* _IL PROBLEMA_
Puoi riscrivere tutti i dati che seguono sostituendo "Display" con "Monitor" e lasciando invariato tutto il resto?

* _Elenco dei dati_
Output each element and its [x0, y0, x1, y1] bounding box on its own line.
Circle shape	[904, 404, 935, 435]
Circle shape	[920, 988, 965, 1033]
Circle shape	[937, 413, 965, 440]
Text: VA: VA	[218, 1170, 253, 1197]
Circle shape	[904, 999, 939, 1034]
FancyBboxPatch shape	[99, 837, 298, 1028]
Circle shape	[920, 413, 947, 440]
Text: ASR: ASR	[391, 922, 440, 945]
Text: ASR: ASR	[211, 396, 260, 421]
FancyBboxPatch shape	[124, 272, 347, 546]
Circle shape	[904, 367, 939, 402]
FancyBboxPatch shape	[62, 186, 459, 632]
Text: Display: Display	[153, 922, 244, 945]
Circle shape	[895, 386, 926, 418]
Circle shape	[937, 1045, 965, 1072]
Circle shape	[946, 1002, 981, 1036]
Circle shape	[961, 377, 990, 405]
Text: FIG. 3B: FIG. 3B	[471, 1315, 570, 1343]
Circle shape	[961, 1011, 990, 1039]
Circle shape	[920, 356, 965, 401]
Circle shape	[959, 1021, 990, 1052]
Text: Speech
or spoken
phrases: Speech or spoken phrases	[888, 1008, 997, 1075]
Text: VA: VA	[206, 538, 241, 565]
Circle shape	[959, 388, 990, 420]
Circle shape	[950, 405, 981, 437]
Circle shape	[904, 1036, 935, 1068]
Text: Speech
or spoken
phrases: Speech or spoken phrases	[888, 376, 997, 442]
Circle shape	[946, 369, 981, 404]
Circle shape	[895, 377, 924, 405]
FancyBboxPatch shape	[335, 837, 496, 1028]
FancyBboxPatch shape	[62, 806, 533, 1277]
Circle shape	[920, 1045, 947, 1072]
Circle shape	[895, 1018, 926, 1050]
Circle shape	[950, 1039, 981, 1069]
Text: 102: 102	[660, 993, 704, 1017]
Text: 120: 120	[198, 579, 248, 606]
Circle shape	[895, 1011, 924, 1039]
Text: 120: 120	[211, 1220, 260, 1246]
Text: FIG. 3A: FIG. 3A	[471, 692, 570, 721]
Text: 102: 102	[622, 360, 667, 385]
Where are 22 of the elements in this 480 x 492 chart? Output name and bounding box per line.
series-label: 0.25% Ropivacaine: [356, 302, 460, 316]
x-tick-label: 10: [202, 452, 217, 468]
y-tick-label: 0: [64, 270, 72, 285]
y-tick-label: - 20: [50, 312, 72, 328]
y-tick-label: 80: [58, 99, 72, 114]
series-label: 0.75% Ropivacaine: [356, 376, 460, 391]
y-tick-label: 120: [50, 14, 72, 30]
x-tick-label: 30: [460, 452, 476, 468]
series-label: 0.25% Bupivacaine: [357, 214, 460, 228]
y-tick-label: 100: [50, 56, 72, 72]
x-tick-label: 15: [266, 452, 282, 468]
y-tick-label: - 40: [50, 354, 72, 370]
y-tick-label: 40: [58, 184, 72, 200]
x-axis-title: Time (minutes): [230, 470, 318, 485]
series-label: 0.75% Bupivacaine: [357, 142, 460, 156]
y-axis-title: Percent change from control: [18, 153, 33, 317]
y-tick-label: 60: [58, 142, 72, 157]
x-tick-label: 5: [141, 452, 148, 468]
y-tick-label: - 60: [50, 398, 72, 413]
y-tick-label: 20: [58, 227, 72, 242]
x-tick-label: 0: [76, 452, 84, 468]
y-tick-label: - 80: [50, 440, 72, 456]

* _SOLUZIONE_
Output each element and its [x0, y0, x1, y1] bounding box on its own line.
Circle shape	[904, 404, 935, 435]
Circle shape	[920, 988, 965, 1033]
Circle shape	[937, 413, 965, 440]
Text: VA: VA	[218, 1170, 253, 1197]
Circle shape	[904, 999, 939, 1034]
FancyBboxPatch shape	[99, 837, 298, 1028]
Circle shape	[920, 413, 947, 440]
Text: ASR: ASR	[391, 922, 440, 945]
Text: ASR: ASR	[211, 396, 260, 421]
FancyBboxPatch shape	[124, 272, 347, 546]
Circle shape	[904, 367, 939, 402]
FancyBboxPatch shape	[62, 186, 459, 632]
Text: Monitor: Monitor	[153, 922, 244, 945]
Circle shape	[895, 386, 926, 418]
Circle shape	[937, 1045, 965, 1072]
Circle shape	[946, 1002, 981, 1036]
Circle shape	[961, 377, 990, 405]
Text: FIG. 3B: FIG. 3B	[471, 1315, 570, 1343]
Circle shape	[961, 1011, 990, 1039]
Circle shape	[920, 356, 965, 401]
Circle shape	[959, 1021, 990, 1052]
Text: Speech
or spoken
phrases: Speech or spoken phrases	[888, 1008, 997, 1075]
Text: VA: VA	[206, 538, 241, 565]
Circle shape	[959, 388, 990, 420]
Circle shape	[950, 405, 981, 437]
Circle shape	[904, 1036, 935, 1068]
Text: Speech
or spoken
phrases: Speech or spoken phrases	[888, 376, 997, 442]
Circle shape	[946, 369, 981, 404]
Circle shape	[895, 377, 924, 405]
FancyBboxPatch shape	[335, 837, 496, 1028]
FancyBboxPatch shape	[62, 806, 533, 1277]
Circle shape	[920, 1045, 947, 1072]
Circle shape	[895, 1018, 926, 1050]
Circle shape	[950, 1039, 981, 1069]
Text: 102: 102	[660, 993, 704, 1017]
Text: 120: 120	[198, 579, 248, 606]
Circle shape	[895, 1011, 924, 1039]
Text: 120: 120	[211, 1220, 260, 1246]
Text: FIG. 3A: FIG. 3A	[471, 692, 570, 721]
Text: 102: 102	[622, 360, 667, 385]
Where are 22 of the elements in this 480 x 492 chart? Output name and bounding box per line.
series-label: 0.25% Ropivacaine: [356, 302, 460, 316]
x-tick-label: 10: [202, 452, 217, 468]
y-tick-label: 0: [64, 270, 72, 285]
y-tick-label: - 20: [50, 312, 72, 328]
y-tick-label: 80: [58, 99, 72, 114]
series-label: 0.75% Ropivacaine: [356, 376, 460, 391]
y-tick-label: 120: [50, 14, 72, 30]
x-tick-label: 30: [460, 452, 476, 468]
series-label: 0.25% Bupivacaine: [357, 214, 460, 228]
y-tick-label: 100: [50, 56, 72, 72]
x-tick-label: 15: [266, 452, 282, 468]
y-tick-label: - 40: [50, 354, 72, 370]
y-tick-label: 40: [58, 184, 72, 200]
x-axis-title: Time (minutes): [230, 470, 318, 485]
series-label: 0.75% Bupivacaine: [357, 142, 460, 156]
y-axis-title: Percent change from control: [18, 153, 33, 317]
y-tick-label: 60: [58, 142, 72, 157]
x-tick-label: 5: [141, 452, 148, 468]
y-tick-label: - 60: [50, 398, 72, 413]
y-tick-label: 20: [58, 227, 72, 242]
x-tick-label: 0: [76, 452, 84, 468]
y-tick-label: - 80: [50, 440, 72, 456]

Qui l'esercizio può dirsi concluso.